>> Begin Available records

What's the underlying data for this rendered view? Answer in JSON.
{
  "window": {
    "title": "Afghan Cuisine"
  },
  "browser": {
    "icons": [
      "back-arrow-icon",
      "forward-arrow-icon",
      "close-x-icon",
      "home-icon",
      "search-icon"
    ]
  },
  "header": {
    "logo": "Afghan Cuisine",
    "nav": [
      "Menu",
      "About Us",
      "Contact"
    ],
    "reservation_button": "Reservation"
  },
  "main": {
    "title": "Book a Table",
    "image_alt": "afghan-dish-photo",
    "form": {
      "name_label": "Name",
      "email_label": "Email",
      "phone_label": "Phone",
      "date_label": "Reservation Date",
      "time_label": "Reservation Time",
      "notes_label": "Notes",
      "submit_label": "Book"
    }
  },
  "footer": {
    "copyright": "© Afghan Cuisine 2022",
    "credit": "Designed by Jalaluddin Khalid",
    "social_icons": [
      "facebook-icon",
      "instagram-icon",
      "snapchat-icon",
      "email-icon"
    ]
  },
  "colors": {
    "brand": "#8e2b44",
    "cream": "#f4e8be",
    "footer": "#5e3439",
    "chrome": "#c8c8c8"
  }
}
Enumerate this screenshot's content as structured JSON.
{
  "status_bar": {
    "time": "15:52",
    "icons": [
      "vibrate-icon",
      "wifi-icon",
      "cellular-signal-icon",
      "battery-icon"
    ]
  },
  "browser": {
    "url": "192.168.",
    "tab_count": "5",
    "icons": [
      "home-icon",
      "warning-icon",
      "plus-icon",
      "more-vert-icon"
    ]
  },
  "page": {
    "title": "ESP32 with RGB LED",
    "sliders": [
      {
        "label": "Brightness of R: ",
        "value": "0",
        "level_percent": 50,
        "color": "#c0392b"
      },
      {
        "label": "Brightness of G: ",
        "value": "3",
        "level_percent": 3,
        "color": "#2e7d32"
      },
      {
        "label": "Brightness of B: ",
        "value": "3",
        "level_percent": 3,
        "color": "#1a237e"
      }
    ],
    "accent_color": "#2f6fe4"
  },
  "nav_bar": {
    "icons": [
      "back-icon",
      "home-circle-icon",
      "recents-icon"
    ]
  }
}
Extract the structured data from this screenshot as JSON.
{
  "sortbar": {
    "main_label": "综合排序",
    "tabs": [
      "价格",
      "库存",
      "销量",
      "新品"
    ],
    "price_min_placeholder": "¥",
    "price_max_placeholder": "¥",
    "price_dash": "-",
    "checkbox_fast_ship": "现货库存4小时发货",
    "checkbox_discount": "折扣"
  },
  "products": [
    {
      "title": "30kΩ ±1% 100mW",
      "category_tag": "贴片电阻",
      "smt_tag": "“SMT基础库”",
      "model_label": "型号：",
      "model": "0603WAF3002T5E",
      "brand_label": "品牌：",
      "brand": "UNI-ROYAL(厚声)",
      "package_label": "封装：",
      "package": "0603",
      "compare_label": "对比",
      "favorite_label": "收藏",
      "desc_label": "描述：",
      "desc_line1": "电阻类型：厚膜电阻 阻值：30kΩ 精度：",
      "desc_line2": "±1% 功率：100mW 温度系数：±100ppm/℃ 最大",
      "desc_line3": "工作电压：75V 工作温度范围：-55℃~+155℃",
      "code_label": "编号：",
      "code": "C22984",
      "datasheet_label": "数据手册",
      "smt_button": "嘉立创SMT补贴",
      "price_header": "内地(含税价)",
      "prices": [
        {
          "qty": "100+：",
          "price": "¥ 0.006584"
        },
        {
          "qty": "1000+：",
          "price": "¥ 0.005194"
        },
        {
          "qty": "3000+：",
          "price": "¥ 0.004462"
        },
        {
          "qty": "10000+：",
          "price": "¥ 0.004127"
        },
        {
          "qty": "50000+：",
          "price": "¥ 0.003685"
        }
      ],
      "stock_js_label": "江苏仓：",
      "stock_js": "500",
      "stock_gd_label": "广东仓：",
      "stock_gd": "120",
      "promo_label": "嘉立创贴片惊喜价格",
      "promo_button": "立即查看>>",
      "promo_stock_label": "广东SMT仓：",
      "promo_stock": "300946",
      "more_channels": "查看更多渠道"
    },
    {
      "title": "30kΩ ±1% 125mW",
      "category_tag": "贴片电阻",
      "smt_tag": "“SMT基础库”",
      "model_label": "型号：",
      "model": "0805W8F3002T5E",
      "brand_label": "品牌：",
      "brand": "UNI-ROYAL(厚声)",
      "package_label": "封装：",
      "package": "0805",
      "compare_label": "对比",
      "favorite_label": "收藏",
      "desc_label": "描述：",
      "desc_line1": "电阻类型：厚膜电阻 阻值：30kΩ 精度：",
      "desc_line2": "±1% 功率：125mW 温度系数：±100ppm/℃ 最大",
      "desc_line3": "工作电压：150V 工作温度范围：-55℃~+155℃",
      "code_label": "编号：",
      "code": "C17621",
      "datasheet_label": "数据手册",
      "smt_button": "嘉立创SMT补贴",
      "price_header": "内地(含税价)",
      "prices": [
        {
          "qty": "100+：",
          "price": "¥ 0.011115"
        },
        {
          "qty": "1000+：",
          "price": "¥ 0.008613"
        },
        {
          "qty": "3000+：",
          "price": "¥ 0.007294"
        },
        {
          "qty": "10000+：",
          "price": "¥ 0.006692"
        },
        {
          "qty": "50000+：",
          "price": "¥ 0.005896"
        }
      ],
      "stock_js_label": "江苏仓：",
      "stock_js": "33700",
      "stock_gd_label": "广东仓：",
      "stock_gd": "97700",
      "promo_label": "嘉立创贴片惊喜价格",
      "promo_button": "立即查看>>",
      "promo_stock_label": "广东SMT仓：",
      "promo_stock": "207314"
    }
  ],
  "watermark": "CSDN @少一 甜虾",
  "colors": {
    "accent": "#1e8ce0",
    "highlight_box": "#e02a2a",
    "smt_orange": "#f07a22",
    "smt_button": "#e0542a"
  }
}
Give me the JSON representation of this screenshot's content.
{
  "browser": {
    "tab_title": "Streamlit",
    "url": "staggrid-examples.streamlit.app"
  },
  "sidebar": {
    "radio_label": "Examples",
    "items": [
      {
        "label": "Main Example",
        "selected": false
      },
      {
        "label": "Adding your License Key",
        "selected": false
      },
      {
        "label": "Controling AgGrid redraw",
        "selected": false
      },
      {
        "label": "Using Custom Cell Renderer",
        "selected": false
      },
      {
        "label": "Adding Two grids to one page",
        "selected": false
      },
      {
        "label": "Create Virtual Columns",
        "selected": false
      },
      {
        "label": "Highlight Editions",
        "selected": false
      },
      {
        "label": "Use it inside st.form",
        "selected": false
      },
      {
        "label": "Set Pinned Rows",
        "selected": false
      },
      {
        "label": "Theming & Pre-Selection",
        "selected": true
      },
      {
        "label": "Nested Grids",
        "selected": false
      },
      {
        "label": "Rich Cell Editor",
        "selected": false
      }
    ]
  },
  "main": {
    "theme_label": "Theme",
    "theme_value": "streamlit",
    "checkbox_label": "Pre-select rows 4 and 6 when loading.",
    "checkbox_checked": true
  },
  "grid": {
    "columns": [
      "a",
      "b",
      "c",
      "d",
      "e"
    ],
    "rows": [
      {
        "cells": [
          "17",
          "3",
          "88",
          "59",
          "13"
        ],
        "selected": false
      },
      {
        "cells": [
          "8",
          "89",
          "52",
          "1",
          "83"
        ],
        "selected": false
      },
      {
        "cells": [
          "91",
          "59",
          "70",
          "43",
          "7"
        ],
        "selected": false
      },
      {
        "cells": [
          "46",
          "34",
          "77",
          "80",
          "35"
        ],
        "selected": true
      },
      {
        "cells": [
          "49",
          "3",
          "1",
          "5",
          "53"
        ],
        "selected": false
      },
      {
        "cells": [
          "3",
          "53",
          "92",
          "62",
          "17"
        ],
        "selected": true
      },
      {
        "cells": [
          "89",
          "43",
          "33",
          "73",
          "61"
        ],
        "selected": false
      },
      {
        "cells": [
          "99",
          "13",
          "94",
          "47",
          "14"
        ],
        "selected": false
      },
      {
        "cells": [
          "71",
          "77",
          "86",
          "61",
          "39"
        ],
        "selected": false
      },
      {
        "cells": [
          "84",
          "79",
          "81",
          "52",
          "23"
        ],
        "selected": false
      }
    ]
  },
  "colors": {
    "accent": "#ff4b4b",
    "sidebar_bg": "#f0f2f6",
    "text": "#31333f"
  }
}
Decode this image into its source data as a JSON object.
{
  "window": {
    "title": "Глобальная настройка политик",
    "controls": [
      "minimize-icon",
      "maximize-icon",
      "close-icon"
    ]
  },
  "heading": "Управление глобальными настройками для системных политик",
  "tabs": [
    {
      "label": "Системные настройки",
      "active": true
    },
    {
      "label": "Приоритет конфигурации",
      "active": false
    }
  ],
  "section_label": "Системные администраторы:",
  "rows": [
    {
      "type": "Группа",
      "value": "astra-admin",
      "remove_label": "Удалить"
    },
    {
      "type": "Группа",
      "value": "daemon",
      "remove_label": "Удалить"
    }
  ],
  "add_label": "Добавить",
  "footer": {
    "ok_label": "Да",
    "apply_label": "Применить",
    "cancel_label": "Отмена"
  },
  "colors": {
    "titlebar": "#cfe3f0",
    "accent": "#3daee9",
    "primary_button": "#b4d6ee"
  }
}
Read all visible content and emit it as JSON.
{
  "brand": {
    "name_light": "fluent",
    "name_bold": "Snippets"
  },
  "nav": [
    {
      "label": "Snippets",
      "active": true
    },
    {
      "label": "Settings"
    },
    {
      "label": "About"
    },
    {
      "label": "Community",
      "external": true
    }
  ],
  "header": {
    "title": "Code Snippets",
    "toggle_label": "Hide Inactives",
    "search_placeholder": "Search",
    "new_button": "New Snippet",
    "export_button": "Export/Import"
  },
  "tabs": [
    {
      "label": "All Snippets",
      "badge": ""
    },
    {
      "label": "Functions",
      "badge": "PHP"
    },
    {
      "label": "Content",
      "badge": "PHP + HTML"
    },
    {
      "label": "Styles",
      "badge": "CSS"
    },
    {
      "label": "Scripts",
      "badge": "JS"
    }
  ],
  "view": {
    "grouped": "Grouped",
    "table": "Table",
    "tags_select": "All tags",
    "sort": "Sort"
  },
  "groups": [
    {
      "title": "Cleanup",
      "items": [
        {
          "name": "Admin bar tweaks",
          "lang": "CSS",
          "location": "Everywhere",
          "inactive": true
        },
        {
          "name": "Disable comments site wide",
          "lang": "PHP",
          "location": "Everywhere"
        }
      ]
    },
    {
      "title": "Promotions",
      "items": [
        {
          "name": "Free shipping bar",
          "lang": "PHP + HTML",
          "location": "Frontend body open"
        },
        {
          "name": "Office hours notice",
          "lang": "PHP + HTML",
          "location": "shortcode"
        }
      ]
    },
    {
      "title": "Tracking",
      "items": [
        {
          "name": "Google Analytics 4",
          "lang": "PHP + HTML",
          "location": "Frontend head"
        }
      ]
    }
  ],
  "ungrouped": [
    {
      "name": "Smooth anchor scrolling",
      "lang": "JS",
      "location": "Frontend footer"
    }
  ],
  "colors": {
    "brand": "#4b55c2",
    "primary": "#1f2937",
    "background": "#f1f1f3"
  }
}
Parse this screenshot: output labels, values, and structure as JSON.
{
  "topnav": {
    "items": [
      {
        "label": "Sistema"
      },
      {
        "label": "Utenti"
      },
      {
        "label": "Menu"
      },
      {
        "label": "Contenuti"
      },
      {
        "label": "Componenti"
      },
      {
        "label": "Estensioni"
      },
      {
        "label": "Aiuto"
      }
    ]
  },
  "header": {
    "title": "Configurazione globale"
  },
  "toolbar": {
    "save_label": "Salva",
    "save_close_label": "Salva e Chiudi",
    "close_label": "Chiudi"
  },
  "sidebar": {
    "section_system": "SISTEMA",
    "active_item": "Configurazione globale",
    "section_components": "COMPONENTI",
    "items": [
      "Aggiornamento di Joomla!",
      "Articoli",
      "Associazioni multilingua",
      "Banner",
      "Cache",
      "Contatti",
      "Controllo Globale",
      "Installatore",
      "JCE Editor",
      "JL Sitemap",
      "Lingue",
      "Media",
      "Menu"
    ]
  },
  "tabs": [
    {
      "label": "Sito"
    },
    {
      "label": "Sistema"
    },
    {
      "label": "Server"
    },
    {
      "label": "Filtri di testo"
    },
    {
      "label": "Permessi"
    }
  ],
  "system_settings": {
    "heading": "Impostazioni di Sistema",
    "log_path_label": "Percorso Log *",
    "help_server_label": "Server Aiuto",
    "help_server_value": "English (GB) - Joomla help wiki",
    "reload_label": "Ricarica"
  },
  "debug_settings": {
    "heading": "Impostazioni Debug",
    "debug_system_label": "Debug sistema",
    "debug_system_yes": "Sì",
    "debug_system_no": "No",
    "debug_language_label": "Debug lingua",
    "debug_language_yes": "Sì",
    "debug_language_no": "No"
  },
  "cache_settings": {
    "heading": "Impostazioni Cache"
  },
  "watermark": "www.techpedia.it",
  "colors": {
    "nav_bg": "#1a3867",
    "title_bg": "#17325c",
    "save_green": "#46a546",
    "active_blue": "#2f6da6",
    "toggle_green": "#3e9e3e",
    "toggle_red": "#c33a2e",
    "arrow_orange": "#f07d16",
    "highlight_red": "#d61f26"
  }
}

>> End Available records

Goal of the exercise —
Check each line above for "view" and return the ones that have it.

Task solution —
What's the underlying data for this rendered view? Answer in JSON.
  "view": {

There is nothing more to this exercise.